[Document page entries with text]
★ ★ ★ ★ ★ ★ ★

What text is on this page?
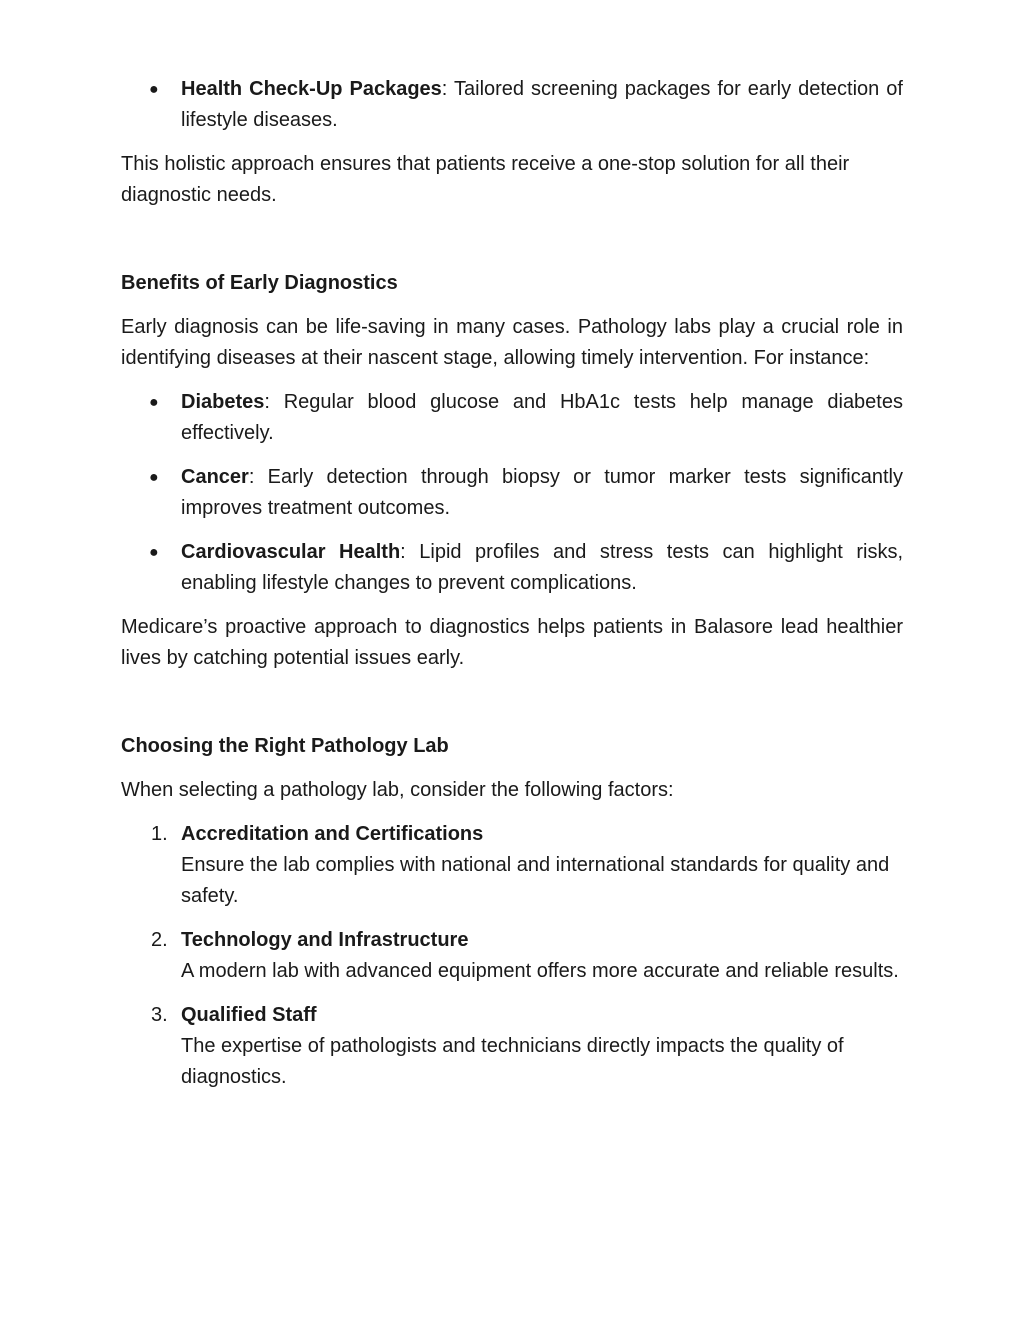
● Health Check-Up Packages: Tailored screening packages for early detection of lifestyle diseases.

This holistic approach ensures that patients receive a one-stop solution for all their diagnostic needs.

Benefits of Early Diagnostics

Early diagnosis can be life-saving in many cases. Pathology labs play a crucial role in identifying diseases at their nascent stage, allowing timely intervention. For instance:

● Diabetes: Regular blood glucose and HbA1c tests help manage diabetes effectively.
● Cancer: Early detection through biopsy or tumor marker tests significantly improves treatment outcomes.
● Cardiovascular Health: Lipid profiles and stress tests can highlight risks, enabling lifestyle changes to prevent complications.

Medicare’s proactive approach to diagnostics helps patients in Balasore lead healthier lives by catching potential issues early.

Choosing the Right Pathology Lab

When selecting a pathology lab, consider the following factors:

1. Accreditation and Certifications
Ensure the lab complies with national and international standards for quality and safety.
2. Technology and Infrastructure
A modern lab with advanced equipment offers more accurate and reliable results.
3. Qualified Staff
The expertise of pathologists and technicians directly impacts the quality of diagnostics.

★ ★ ★ ★ ★ ★ ★

Task description >> Where the string "patients" occurs in the data, return the whole line.

Solution to this exercise >>
This holistic approach ensures that patients receive a one-stop solution for all their diagnostic needs.
Medicare’s proactive approach to diagnostics helps patients in Balasore lead healthier lives by catching potential issues early.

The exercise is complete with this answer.